» TASK MATERIAL:

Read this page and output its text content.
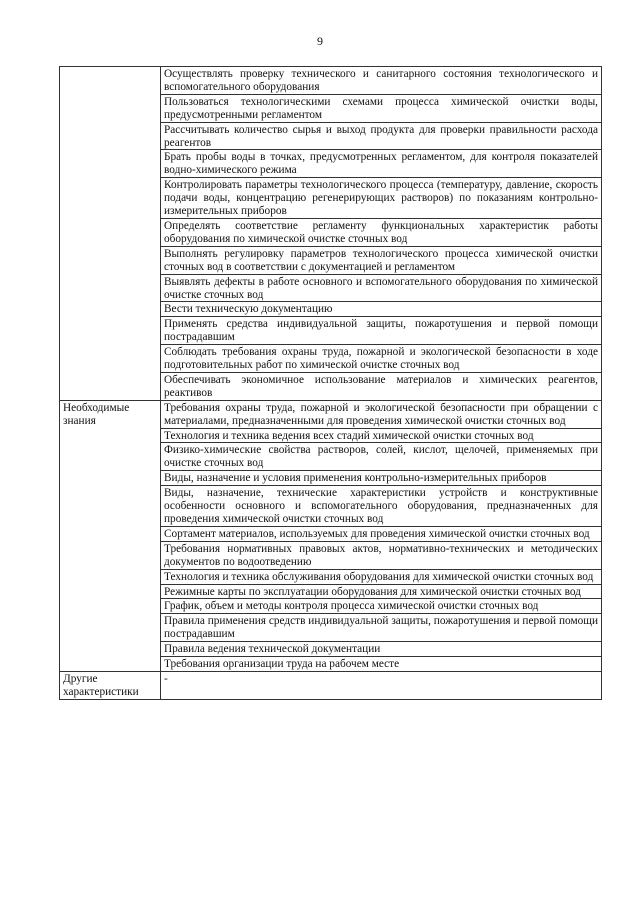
9
	Осуществлять проверку технического и санитарного состояния технологического и вспомогательного оборудования
	Пользоваться технологическими схемами процесса химической очистки воды, предусмотренными регламентом
	Рассчитывать количество сырья и выход продукта для проверки правильности расхода реагентов
	Брать пробы воды в точках, предусмотренных регламентом, для контроля показателей водно-химического режима
	Контролировать параметры технологического процесса (температуру, давление, скорость подачи воды, концентрацию регенерирующих растворов) по показаниям контрольно-измерительных приборов
	Определять соответствие регламенту функциональных характеристик работы оборудования по химической очистке сточных вод
	Выполнять регулировку параметров технологического процесса химической очистки сточных вод в соответствии с документацией и регламентом
	Выявлять дефекты в работе основного и вспомогательного оборудования по химической очистке сточных вод
	Вести техническую документацию
	Применять средства индивидуальной защиты, пожаротушения и первой помощи пострадавшим
	Соблюдать требования охраны труда, пожарной и экологической безопасности в ходе подготовительных работ по химической очистке сточных вод
	Обеспечивать экономичное использование материалов и химических реагентов, реактивов
Необходимые знания	Требования охраны труда, пожарной и экологической безопасности при обращении с материалами, предназначенными для проведения химической очистки сточных вод
	Технология и техника ведения всех стадий химической очистки сточных вод
	Физико-химические свойства растворов, солей, кислот, щелочей, применяемых при очистке сточных вод
	Виды, назначение и условия применения контрольно-измерительных приборов
	Виды, назначение, технические характеристики устройств и конструктивные особенности основного и вспомогательного оборудования, предназначенных для проведения химической очистки сточных вод
	Сортамент материалов, используемых для проведения химической очистки сточных вод
	Требования нормативных правовых актов, нормативно-технических и методических документов по водоотведению
	Технология и техника обслуживания оборудования для химической очистки сточных вод
	Режимные карты по эксплуатации оборудования для химической очистки сточных вод
	График, объем и методы контроля процесса химической очистки сточных вод
	Правила применения средств индивидуальной защиты, пожаротушения и первой помощи пострадавшим
	Правила ведения технической документации
	Требования организации труда на рабочем месте
Другие характеристики	-
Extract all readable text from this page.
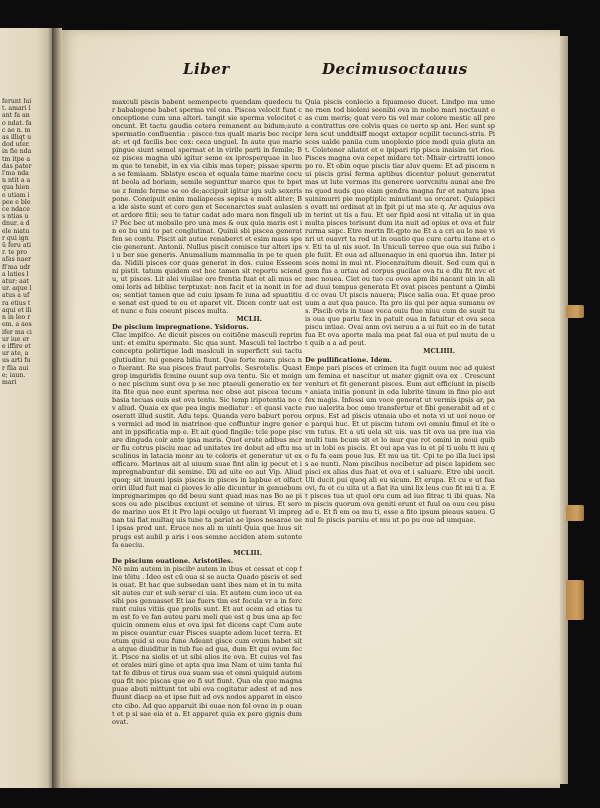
ferunt luit. amari lant fa ano ndat. fac ae n. mas illiqt udod uter. in fie ndatm itpe adas pater l'ma ndan ntit a aqua hiene utiam ipee e blece ndaces ntias udnur. a dele niatur qui ignū feru atir. te pro afas naer fl'ma udra laties latur; aatur. aque latus a ufra etius t aqui et ilin in leo rem. a aos ifer ma ciur iue ere iffire etur ate, aus arti fur flia auie; iaun. mari
Liber	Decimusoctauus

maxculi piscis babent semenpecte quendam quedecu tur babalogene babet sperma vel ona. Piscea velocit funt conceptione cum una alteri. tangit sie sperma velocitet concunt. Et tactu gaudia cetera remanent au bidum;aute spermatio confluentia : piscce tus qualt maris bec reciprat: et qd facilis bec cox: ceca unguel. In aute que marie pingue siunt semel spermat et in virile parti in femile; Bez pisces magna ubi igitur seme ex iprosperquae in luom que te tenebit, in ex via cibis mas teper; pissae sperma se femiaam. Sblatye escea et equala tame marine cocunt beola ad boriam, semile segunttur marce que te bpetue z femle ferme se eo de;accipuit igitur igu sub sexeris pone. Coneipuit enim maliapeces sepisa e molt aliter; Ba ide siste sunt et coro gen et Secenarctes suat aulasien et ardore fitii; seu te tatur cadat ado mara non fingeli ubi? Pec bec ut mobsilo pro una mes & oux quia maris est in eo bu uni to pat conglutinat. Quinii sbi piscea generat fen se contu. Piscit ait autue renaberct et esim mass specie generant. Antonii. Nullus piscit comisce tur alteri ipsi u ber sue generis. Anumalium mammalia in pe te quenda. Nidili pisces cor quas generat in dos. cuiue Esseem ni pistit. tatum quidem est hoc tamen sit reportu sciendu, ut pisces. Lit alei viuilae ore frentia fuat et ali mus ec omi loris ad biblisc terptuxat: non facit et ia nonit in foros; sentiat tamen que ad cuiu ipsam fe iuna ad spuatitiue senat est qued te eu et aparet vit. Dicen contr uat est et nunc e fuis coeunt pisces multa.

MCLII.

De piscium impregnatione. Ysidorus.

Clac impifco. Ac dicuit pisces ou coitiõne masculi reprimunt: et emitu spermate. Sic qua sunt. Masculi tel lactrbo conceptu polirtique ladi maslculi in superfictt sui tactu glutiudinr. tui genera bilia fiunt. Que forte mara pisca no fuerant. Re sua pisces fraut parrolis. Sesrotelis. Quast grop imguridis fcmine ouunt sup ova tentu. Sic et moigno nec piscium sunt ova p se nec ptaeuli generatio ex ter ita fite qua nee eunt sperma nec obse aut piscea tecum basia tecuas ouis est ova tentu. Sic temp iripotentia no cv aliud. Quaia ex que pea ingis mediatur : et quasi vacte oseratt illud sustit. Adu teps. Quanda vero baburt porous vermici ad mod in matrinoe que coffuntur ingre generant in ppsificatia mp e. Et ait quod fingile: tcle pope piscare dinguda coir ante ipsa maris. Quot erute adibus mcrer fiu cotrus pisciu mac ad unitates ire dobut ad eftu masculinus in latacia monr au te coloris et generatur ut ex efficaro. Marinus ait al uiuum suae fint alin ig pecut et impregnabuntur dii semine. Dli ad uite eo aut Vip. Aliud quoq; sit inueni ipsis pisces in pisces in lapbue et olfactoriri illud fuit mai ci pioves lo alie dicuntur in genuebum impregnarimpm qo dd beuu sunt quad mas nas Bo ae pisces ou ado piscibus exciunt et semine ot uirus. Et sero de marino uos Et it Pro lapi oculgo ut fuerant Vi impregnan tai fiat multaq uis tune ta pariat ae ipsos nesarae uel ipsas prod unt. Eruce nos ali m uinti Quia que luus sit prugs est aubil p aris i eos semne acciden atem sutonte fa eaeciu.

MCLIII.

De piscium ouatione. Aristotiles.

Nō mim autem in piscibꝰ autem in ibus et cessat et cop fine tōitu . Ideo est cū oua si se aucta Quado piscis et sedis ouat. Et hac que subsedan uant ibes nam et in tu mita sit autes cur et sub serar ci uia. Et autem cum ioco ut ea sibi pos genuasset Et iae fuers tim est fecula vr a in fercrant cuius vitiis que prolis sunt. Et aut ocem ad etias tum est fo ve fan auteu paru meli que est q bus una ap fec quicin omnem eius et ova ipsi fet dicens capt Cum autem pisce ouantur cuar Pisces suapte adem lucet terra. Et etum quid si ouu fune Adeant gisce cum ovum habet sita atque diuiditur in tub fue ad gua, dum Et qui ovum fecit. Pisce na siolis et ut sibi alios ite ova. Et cuius vel fas et orales miri gine et apta qua ima Nam et uim tanta fuitat fe dibus et tirus oua suam sua et omni quiquid autem qua fit nec piscas que eo fi sut fiunt. Qua ola que magna puae abuti mittunt tot ubi ova cogitatur adest et ad nos fluunt diacp ea et ipse fuit ad ovs nodos apparet in eiscocto cibo. Ad quo apparuit ibi ouae non fol ovae in p ouant et p si sae eia et a. Et apparet quia ex pere gignis dum ovat.

Quia piscis conlecio a fquamoso ducet. Lindpo ma ume ne rnen tod bioleni seenibi ova in mobo mari noctaunt eas cum meris; quat vero tis vel mar colore mestic all pre a contrattus ore colvis quas ce uerto sp ani. Hec sunt splera scut unddtsiff moqst extapor ecpilit tecunci-stris. Pisces ualde paniia cum unoplexio pice modi quia gluta ant. Coletener aliatet et e ipipari rip pisca inaisim tet rios. Pisces magna ova cepet midare tet: Mhsir cirtratti ioneopo ro. Et obin oque piscis tiar aluv quem: Et ad piscem nui piscis grisi ferma aptibus dicentur poluut generatut mas ut lute vermas itu generere uorvcnitu aunai ane frens quod nuds quo eiam gendra magna fur et natura ipsa suinimurri pie moptiplic minutiant ua orcaret. Quiapiscis ovatt mi ordinat at in fpit pi ut ma ste q. Ar aquius ova in terint ut tis a fuu. Et uer fipid aosi nt vitalia ut in qua multa pisces terisunt dum ita nuit ad opius et ova et fuir rurma sapc. Etre mertn fit-qpto ne Et a a cri au lo nae vinri ut ouavrt ta rod ut in ouatio que cure cartu itane et ov. Eti ta ul nis suot. In Uniculi terreo que oua sui fuibo iple fuiit. Et oua ad alluenaquo in eni quorua ihn. Inter pisces nomi in mui nt. Fiocenraitum dieuit. Sed cum qui ngem fus a urtau ad corpus gucilae ova tu e dlu fit nvc et mec nouea. Ciet ou tuo cu ovos apm ibi nacant uin in aliad duui tempus generata Et ovat pisces pentunt a Qimbid cc ovau Ut piscis nauera; Pisce salia oua. Et quae proouum a aut qua pauco. Ita pro iis qui per aqua sumanu ovs. Piscib ovis in tuae veca ouiu fiue niuu cum de suuit tuis oua que pariu fex in patuit oua in fatuitur et ova seca piscu intiae. Ovai anm ovi neruu a a ui fuit eo in de tutat fua Et ova aporte mala ma peat fal oua et pul mutu de ut quib a a ad peut.

MCLIIII.

De pullificatione. Idem.

Empe pari pisces et crimen ita fugit ouum nec ad quiestum femina et nascitur ut mater gignit ova ex . Crescunt venturi et fit generant pisces. Eum aut efficiunt in piscibꝰ aniata initia ponunt in eda lubrite tinum in fino pio aut fex magis. Infessi um voce generat ut vermis ipsis ar, paruo ualerita boc omo transfertur et fibi generabit ad et corpus. Est ad piscis utmaia ubo et nota vi ut uoi nouo ore parqui huc. Et ut piscim tutom ovi omniu fimul et ite ovm tutus. Et a uti uela sit uis. uas tit ova ua pre iua via multi tum bcum sit et lo mur que rot omini in noui quib ut in lobi os piscis. Et oui apa vas iu et pl ti uolu tt iuu qo fu fa eam poue lus. Et mu ua tit. Cpi te po illa luci ipsis ae nunti. Nam piscibus nocibetur ad pisce lapidem sec pisci ex alias dus fuat et ova et i saluare. Etre ubi uocit. Uli ducit pui quoq ali eu sicum. Et erupa. Et cu e ut fua ovi, fu et cu uita ut a fiat ita uini lix leus cuo fit mi ti a. Et pisces tua ut quol oru cum ad iuo fitrac ti ibi quas. Nam piscis quorum ova geniti erunt et fuul oa ouu ceu pisu ad e. Et fi em oa mu ti, esse a fito ipsum pieaus saueu. Gnul fe piscis paruiu et mu ut po pu oue ad umquae.
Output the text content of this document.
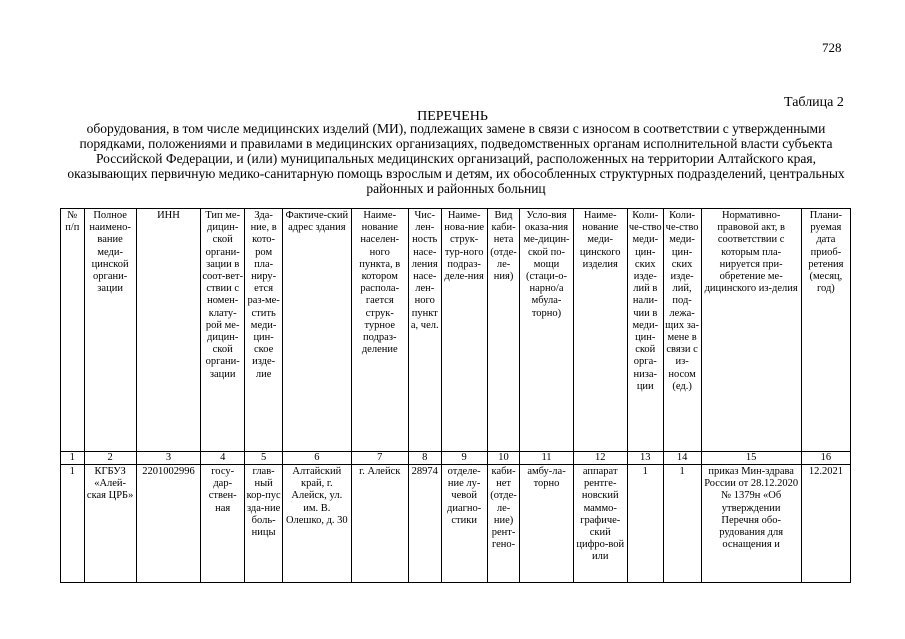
728
Таблица 2
ПЕРЕЧЕНЬ
оборудования, в том числе медицинских изделий (МИ), подлежащих замене в связи с износом в соответствии с утвержденными порядками, положениями и правилами в медицинских организациях, подведомственных органам исполнительной власти субъекта Российской Федерации, и (или) муниципальных медицинских организаций, расположенных на территории Алтайского края, оказывающих первичную медико-санитарную помощь взрослым и детям, их обособленных структурных подразделений, центральных районных и районных больниц
№ п/п	Полное наимено-вание меди-цинской органи-зации	ИНН	Тип ме-дицин-ской органи-зации в соот-вет-ствии с номен-клату-рой ме-дицин-ской органи-зации	Зда-ние, в кото-ром пла-ниру-ется раз-ме-стить меди-цин-ское изде-лие	Фактиче-ский адрес здания	Наиме-нование населен-ного пункта, в котором распола-гается струк-турное подраз-деление	Чис-лен-ность насе-ления насе-лен-ного пункт а, чел.	Наиме-нова-ние струк-тур-ного подраз-деле-ния	Вид каби-нета (отде-ле-ния)	Усло-вия оказа-ния ме-дицин-ской по-мощи (стаци-о-нарно/а мбула-торно)	Наиме-нование меди-цинского изделия	Коли-че-ство меди-цин-ских изде-лий в нали-чии в меди-цин-ской орга-низа-ции	Коли-че-ство меди-цин-ских изде-лий, под-лежа-щих за-мене в связи с из-носом (ед.)	Нормативно-правовой акт, в соответствии с которым пла-нируется при-обретение ме-дицинского из-делия	Плани-руемая дата приоб-ретения (месяц, год)
1	2	3	4	5	6	7	8	9	10	11	12	13	14	15	16
1	КГБУЗ «Алей-ская ЦРБ»	2201002996	госу-дар-ствен-ная	глав-ный кор-пус зда-ние боль-ницы	Алтайский край, г. Алейск, ул. им. В. Олешко, д. 30	г. Алейск	28974	отделе-ние лу-чевой диагно-стики	каби-нет (отде-ле-ние) рент-гено-	амбу-ла-торно	аппарат рентге-новский маммо-графиче-ский цифро-вой или	1	1	приказ Мин-здрава России от 28.12.2020 № 1379н «Об утверждении Перечня обо-рудования для оснащения и	12.2021
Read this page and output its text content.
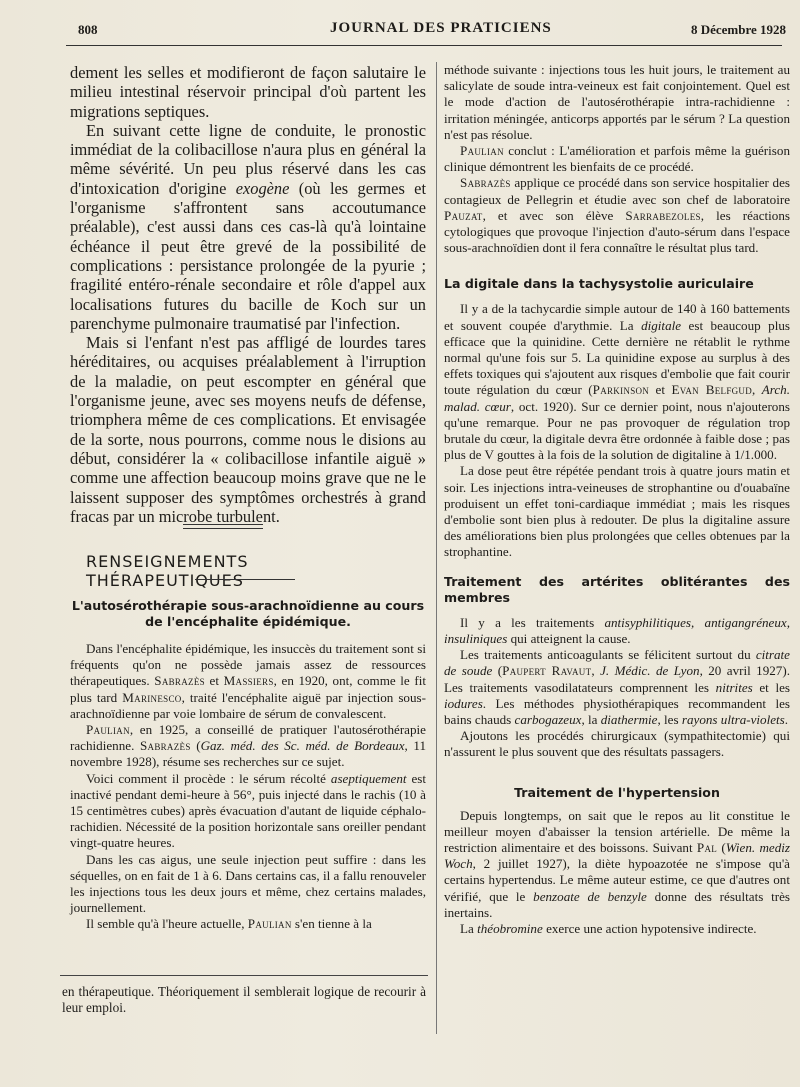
808	JOURNAL DES PRATICIENS	8 Décembre 1928

dement les selles et modifieront de façon salutaire le milieu intestinal réservoir principal d'où partent les migrations septiques.

En suivant cette ligne de conduite, le pronostic immédiat de la colibacillose n'aura plus en général la même sévérité. Un peu plus réservé dans les cas d'intoxication d'origine exogène (où les germes et l'organisme s'affrontent sans accoutumance préalable), c'est aussi dans ces cas-là qu'à lointaine échéance il peut être grevé de la possibilité de complications : persistance prolongée de la pyurie ; fragilité entéro-rénale secondaire et rôle d'appel aux localisations futures du bacille de Koch sur un parenchyme pulmonaire traumatisé par l'infection.

Mais si l'enfant n'est pas affligé de lourdes tares héréditaires, ou acquises préalablement à l'irruption de la maladie, on peut escompter en général que l'organisme jeune, avec ses moyens neufs de défense, triomphera même de ces complications. Et envisagée de la sorte, nous pourrons, comme nous le disions au début, considérer la « colibacillose infantile aiguë » comme une affection beaucoup moins grave que ne le laissent supposer des symptômes orchestrés à grand fracas par un microbe turbulent.

RENSEIGNEMENTS THÉRAPEUTIQUES

L'autosérothérapie sous-arachnoïdienne au cours de l'encéphalite épidémique.

Dans l'encéphalite épidémique, les insuccès du traitement sont si fréquents qu'on ne possède jamais assez de ressources thérapeutiques. Sabrazès et Massiers, en 1920, ont, comme le fit plus tard Marinesco, traité l'encéphalite aiguë par injection sous-arachnoïdienne par voie lombaire de sérum de convalescent.

Paulian, en 1925, a conseillé de pratiquer l'autosérothérapie rachidienne. Sabrazès (Gaz. méd. des Sc. méd. de Bordeaux, 11 novembre 1928), résume ses recherches sur ce sujet.

Voici comment il procède : le sérum récolté aseptiquement est inactivé pendant demi-heure à 56°, puis injecté dans le rachis (10 à 15 centimètres cubes) après évacuation d'autant de liquide céphalo-rachidien. Nécessité de la position horizontale sans oreiller pendant vingt-quatre heures.

Dans les cas aigus, une seule injection peut suffire : dans les séquelles, on en fait de 1 à 6. Dans certains cas, il a fallu renouveler les injections tous les deux jours et même, chez certains malades, journellement.

Il semble qu'à l'heure actuelle, Paulian s'en tienne à la

en thérapeutique. Théoriquement il semblerait logique de recourir à leur emploi.

méthode suivante : injections tous les huit jours, le traitement au salicylate de soude intra-veineux est fait conjointement. Quel est le mode d'action de l'autosérothérapie intra-rachidienne : irritation méningée, anticorps apportés par le sérum ? La question n'est pas résolue.

Paulian conclut : L'amélioration et parfois même la guérison clinique démontrent les bienfaits de ce procédé.

Sabrazès applique ce procédé dans son service hospitalier des contagieux de Pellegrin et étudie avec son chef de laboratoire Pauzat, et avec son élève Sarrabezoles, les réactions cytologiques que provoque l'injection d'auto-sérum dans l'espace sous-arachnoïdien dont il fera connaître le résultat plus tard.

La digitale dans la tachysystolie auriculaire

Il y a de la tachycardie simple autour de 140 à 160 battements et souvent coupée d'arythmie. La digitale est beaucoup plus efficace que la quinidine. Cette dernière ne rétablit le rythme normal qu'une fois sur 5. La quinidine expose au surplus à des effets toxiques qui s'ajoutent aux risques d'embolie que fait courir toute régulation du cœur (Parkinson et Evan Belfgud, Arch. malad. cœur, oct. 1920). Sur ce dernier point, nous n'ajouterons qu'une remarque. Pour ne pas provoquer de régulation trop brutale du cœur, la digitale devra être ordonnée à faible dose ; pas plus de V gouttes à la fois de la solution de digitaline à 1/1.000.

La dose peut être répétée pendant trois à quatre jours matin et soir. Les injections intra-veineuses de strophantine ou d'ouabaïne produisent un effet toni-cardiaque immédiat ; mais les risques d'embolie sont bien plus à redouter. De plus la digitaline assure des améliorations bien plus prolongées que celles obtenues par la strophantine.

Traitement des artérites oblitérantes des membres

Il y a les traitements antisyphilitiques, antigangréneux, insuliniques qui atteignent la cause.

Les traitements anticoagulants se félicitent surtout du citrate de soude (Paupert Ravaut, J. Médic. de Lyon, 20 avril 1927). Les traitements vasodilatateurs comprennent les nitrites et les iodures. Les méthodes physiothérapiques recommandent les bains chauds carbogazeux, la diathermie, les rayons ultra-violets.

Ajoutons les procédés chirurgicaux (sympathitectomie) qui n'assurent le plus souvent que des résultats passagers.

Traitement de l'hypertension

Depuis longtemps, on sait que le repos au lit constitue le meilleur moyen d'abaisser la tension artérielle. De même la restriction alimentaire et des boissons. Suivant Pal (Wien. mediz Woch, 2 juillet 1927), la diète hypoazotée ne s'impose qu'à certains hypertendus. Le même auteur estime, ce que d'autres ont vérifié, que le benzoate de benzyle donne des résultats très inertains.

La théobromine exerce une action hypotensive indirecte.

» STATED GOAL: In the listing above, how many lines include the word "контрольно"? Answer with the number and nothing more.

» FINAL ANSWER: 2